* [EXCERPT PROVIDED]
--- begin ---

Rites of Spring : The Great War and the Birth of the Modern Age by Modris Eksteins - one of those cool books that makes cool connections one wouldn't necessarily have identified.




Date: 2017-08-17 09:29 pm (UTC)
sabotabby: (books!)
From: [personal profile] sabotabby
I'm going to assume you've read Between the World and Me by Ta-Nahisi Coates but if you haven't, that one. Scathing examination of race in America, written as a letter to his son.

#1 recommendation of the year: October: The Story of the Russian Revolution by China Miéville. Absolutely the best book I've read on the Russian Revolution, which is saying a lot given how much I read about the Russian Revolution.

Weapons of Math Destruction: How Big Data Increases Inequality and Threatens Democracy by Cathy O'Neil. Basically how algorithms destroy our lives. Very accessible even if one knows nothing about the subject.

Who Cooked Adam Smith's Dinner: A Story About Women and Economics by Katrine Marçal. Okay, so I read economic books for fun, but this is really good. Spoiler: Adam Smith's mother cooked his dinner and basically provided a bunch of invisible labour that was not factored into his economic theories at all.

The Magician's Book: A Skeptic's Adventures in Narnia by Laura Miller. Pretty much what it says on the tin. Nostalgic, whimsical, and critical all at once.

The Utopia of Rules: On Technology, Stupidity, and the Secret Joys of Bureaucracy by David Graeber. Why right-wing governments rail against bureaucracy and red tape and yet you still have to arrive at the airport three hours early and get strip searched.

Neoreaction a Basilisk by Phil Sandifer. It's very timely as it's about the alt-right like two years before they were called that. Also takes some interesting turns involving William Blake because that's how Sandifer is.

--- end ---

* [EXTRACTED MATERIAL]
--- begin ---

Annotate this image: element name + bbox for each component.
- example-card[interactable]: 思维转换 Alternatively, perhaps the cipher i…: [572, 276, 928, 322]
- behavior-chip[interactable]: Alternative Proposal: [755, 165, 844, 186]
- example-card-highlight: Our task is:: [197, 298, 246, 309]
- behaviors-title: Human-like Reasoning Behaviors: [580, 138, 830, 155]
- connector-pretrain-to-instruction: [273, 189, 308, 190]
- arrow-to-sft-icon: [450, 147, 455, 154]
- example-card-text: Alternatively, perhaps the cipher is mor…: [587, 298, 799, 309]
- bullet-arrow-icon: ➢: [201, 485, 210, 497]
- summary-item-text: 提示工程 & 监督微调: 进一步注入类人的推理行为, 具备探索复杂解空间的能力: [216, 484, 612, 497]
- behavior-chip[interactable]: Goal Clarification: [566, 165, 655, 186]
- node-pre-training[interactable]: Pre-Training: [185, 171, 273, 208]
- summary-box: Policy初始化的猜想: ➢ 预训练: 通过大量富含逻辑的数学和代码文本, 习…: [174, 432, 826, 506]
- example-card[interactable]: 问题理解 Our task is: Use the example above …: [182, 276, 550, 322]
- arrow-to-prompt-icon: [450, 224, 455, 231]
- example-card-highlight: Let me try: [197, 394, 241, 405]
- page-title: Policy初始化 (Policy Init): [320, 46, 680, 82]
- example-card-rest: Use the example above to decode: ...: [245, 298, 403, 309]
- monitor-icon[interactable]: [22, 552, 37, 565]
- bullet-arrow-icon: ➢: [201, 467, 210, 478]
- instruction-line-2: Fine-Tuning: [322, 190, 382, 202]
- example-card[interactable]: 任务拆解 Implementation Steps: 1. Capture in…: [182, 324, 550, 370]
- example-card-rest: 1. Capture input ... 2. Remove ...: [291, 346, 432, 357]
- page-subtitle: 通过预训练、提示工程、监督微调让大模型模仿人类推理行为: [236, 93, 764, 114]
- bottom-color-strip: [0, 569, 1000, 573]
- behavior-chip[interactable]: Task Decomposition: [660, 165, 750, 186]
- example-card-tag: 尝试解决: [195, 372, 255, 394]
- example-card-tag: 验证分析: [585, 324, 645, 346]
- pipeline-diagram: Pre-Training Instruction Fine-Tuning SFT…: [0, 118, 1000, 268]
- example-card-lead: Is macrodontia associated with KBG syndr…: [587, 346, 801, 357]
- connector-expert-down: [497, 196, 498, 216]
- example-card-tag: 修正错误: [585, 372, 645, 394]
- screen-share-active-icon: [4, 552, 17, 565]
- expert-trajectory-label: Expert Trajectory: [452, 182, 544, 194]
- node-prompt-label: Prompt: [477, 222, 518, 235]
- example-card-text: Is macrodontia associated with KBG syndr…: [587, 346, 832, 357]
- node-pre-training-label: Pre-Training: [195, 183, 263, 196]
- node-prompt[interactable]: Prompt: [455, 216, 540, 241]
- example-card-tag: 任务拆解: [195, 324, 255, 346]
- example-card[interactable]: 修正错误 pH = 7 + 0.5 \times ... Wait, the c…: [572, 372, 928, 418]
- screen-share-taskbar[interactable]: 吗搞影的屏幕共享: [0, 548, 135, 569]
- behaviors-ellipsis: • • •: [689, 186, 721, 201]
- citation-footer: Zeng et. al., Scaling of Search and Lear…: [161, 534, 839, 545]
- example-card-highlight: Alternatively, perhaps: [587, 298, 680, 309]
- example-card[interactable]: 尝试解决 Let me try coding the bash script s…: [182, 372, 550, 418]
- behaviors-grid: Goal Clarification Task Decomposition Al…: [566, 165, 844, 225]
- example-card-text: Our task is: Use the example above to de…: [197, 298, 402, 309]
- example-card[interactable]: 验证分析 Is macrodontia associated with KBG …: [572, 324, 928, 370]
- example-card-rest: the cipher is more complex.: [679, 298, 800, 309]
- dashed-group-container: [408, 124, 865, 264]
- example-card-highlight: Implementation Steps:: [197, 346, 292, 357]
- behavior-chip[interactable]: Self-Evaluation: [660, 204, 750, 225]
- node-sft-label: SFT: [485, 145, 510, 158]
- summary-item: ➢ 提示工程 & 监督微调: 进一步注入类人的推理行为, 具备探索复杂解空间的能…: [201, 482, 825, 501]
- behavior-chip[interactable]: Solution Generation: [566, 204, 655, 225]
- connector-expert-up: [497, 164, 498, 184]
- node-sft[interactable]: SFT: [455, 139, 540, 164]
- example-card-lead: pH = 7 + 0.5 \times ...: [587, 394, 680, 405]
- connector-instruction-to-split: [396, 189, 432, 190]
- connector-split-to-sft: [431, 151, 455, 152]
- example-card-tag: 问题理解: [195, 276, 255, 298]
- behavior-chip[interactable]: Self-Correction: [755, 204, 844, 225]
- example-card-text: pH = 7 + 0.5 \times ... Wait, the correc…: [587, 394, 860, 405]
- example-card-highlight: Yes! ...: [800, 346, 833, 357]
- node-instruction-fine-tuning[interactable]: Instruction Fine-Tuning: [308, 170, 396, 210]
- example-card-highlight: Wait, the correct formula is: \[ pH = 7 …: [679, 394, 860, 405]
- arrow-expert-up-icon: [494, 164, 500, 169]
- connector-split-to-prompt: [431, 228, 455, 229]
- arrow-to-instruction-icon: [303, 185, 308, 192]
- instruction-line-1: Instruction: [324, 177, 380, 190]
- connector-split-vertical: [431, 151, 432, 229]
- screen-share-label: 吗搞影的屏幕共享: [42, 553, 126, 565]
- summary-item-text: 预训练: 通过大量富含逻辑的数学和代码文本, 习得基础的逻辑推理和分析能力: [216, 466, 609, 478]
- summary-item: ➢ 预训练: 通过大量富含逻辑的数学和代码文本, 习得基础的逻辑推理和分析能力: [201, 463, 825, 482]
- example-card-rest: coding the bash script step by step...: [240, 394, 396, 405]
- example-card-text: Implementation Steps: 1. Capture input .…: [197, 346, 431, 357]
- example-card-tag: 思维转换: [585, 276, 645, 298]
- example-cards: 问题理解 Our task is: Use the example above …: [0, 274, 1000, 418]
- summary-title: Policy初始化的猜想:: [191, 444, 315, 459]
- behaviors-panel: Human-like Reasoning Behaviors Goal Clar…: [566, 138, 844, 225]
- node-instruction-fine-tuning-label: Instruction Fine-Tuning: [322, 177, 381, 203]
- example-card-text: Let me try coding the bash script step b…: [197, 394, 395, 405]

--- end ---

* [SET OF TASKS]
- 1) Answer these from the book recommendations:
(a) Who wrote October: The Story of the Russian Revolution?
(b) According to the recommendations, who cooked Adam Smith's dinner?
(c) Between the World and Me is written as a letter to whom?
- 2) Say whether each statement agrees with the book recommendations. Give yes or no and quote the words that decide it.
(a) Weapons of Math Destruction is hard to follow without some background in the subject.
(b) Neoreaction a Basilisk brings in William Blake.
(c) The Magician's Book was written by Laura Miller.
- 3) Write the next few entries of the book recommendations, picking up after the last one.

* [OUTPUTS BY TASK]
- 1)
(a) China Miéville
(b) Adam Smith's mother
(c) The author's son

- 2)
(a) No. "Very accessible even if one knows nothing about the subject."
(b) Yes. "Also takes some interesting turns involving William Blake"
(c) Yes. "The Magician's Book: A Skeptic's Adventures in Narnia by Laura Miller."

- 3)
Date: 2017-08-17 11:43 pm (UTC)
peristaltor: (Default)
From: [personal profile] peristaltor
I second Graeber's Debt. If you're into double bookmark books (one for your place in the book, another for your place in the must-at-least skim endnotes), Picketty's Capital in the Twenty-First Century is also great.

You like powerful, intelligent women? Can't get better than the lead character of David Bodanis's Passionate Minds: Emilie du Châtelet, Voltaire, and the Great Love Affair of the Enlightenment. She translated Newton's Principia, but added notes herself based on her friendship with Leibniz, who also invented calculus; these notes gave the French an edge in even understanding Newton. Oh, and she would have discovered infrared 80 years earlier, had that petty Voltaire not hogged all the thermometers for his own experiments. Seriously, great book.

Greg Mitchell's The Campaign of the Century: Upton Sinclair's Race for Governor of California and the Birth of Media Politics is fascinating. As a person, Sinclair (who wrote about 80 books and other stuffs, not just The Jungle) had the popularity of Swartzaneger and the politics of a left-leaning Bernie Sanders. The dirty tricks invented for that campaign remain with us today.

Quite readable, Mark Blyth's Austerity: The History of a Dangerous Idea shows how Hitler rose to power not because of hyperinflation, but because of attempts at austerity seven years after the hyperinflation (which was deliberate) ended. Lots of irony, considering Germany's positions today.

Jane Brox's Brilliant is an easy read, but, er illuminating. It covers the history of artificial lighting. Stuff was amazingly expensive, back in the day.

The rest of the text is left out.